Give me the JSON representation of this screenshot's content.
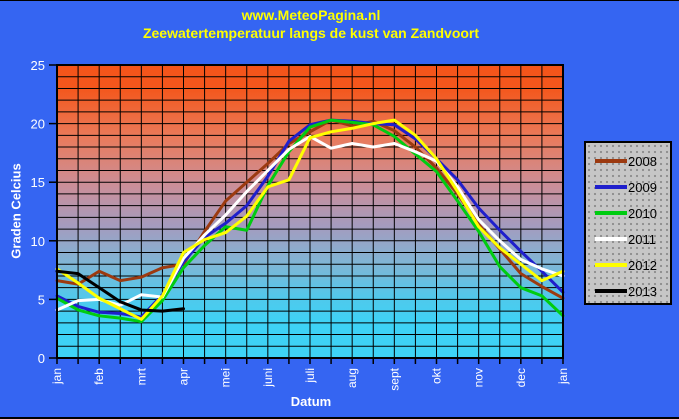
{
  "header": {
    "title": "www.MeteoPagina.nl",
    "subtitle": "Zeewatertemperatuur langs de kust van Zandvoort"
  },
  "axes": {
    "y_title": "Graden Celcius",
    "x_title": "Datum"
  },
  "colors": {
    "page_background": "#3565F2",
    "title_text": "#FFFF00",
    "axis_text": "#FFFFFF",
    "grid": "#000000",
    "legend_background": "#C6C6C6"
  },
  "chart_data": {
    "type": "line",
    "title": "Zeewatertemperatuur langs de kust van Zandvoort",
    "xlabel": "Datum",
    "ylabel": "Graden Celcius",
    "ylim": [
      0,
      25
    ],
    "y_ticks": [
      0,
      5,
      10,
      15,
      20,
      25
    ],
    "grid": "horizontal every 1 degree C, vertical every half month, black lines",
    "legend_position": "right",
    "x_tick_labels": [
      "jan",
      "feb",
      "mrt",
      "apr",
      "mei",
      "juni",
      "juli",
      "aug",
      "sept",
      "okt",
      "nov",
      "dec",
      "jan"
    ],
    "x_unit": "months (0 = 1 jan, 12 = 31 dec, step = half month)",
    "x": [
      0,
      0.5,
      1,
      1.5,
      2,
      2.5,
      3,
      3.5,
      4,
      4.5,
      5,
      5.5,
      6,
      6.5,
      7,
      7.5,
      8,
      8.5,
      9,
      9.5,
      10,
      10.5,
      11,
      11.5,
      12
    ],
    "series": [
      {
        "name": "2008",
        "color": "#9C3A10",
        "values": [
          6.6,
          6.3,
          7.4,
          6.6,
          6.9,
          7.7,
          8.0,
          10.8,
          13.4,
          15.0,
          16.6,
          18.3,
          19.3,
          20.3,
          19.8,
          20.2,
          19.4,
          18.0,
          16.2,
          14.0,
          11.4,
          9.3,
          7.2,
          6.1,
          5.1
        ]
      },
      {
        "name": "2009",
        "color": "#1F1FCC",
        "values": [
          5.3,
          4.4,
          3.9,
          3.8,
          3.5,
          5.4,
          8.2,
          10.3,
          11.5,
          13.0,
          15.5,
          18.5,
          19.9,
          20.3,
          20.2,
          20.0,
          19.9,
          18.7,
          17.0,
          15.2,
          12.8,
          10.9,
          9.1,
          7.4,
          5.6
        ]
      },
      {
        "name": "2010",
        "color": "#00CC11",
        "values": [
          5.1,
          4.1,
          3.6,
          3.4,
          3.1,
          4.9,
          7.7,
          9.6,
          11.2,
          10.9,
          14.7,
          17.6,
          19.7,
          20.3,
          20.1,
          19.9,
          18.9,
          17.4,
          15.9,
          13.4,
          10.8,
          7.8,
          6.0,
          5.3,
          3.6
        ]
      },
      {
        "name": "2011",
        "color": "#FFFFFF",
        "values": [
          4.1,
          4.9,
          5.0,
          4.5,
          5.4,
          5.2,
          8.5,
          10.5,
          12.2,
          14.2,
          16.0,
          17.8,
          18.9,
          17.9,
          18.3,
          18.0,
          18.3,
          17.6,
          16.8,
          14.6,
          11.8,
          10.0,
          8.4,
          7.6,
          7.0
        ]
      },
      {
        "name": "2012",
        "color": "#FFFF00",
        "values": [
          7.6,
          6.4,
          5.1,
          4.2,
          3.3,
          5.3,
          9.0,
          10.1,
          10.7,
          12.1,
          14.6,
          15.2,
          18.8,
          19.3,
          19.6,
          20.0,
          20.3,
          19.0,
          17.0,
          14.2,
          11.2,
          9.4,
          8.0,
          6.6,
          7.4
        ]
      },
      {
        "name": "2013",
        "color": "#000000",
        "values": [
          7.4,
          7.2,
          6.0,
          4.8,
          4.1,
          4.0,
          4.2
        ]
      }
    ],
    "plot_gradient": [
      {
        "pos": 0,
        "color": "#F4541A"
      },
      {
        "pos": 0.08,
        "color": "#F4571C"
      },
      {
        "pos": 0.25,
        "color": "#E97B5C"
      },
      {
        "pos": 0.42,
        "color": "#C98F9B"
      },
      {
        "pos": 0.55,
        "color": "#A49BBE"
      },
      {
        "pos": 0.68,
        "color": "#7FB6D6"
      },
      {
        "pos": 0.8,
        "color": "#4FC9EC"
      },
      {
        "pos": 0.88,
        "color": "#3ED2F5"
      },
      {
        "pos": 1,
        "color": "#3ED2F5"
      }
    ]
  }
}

### Request
Make a copy of each line that contains the string "Celcius".

### Complete output
    "y_title": "Graden Celcius",
    "ylabel": "Graden Celcius",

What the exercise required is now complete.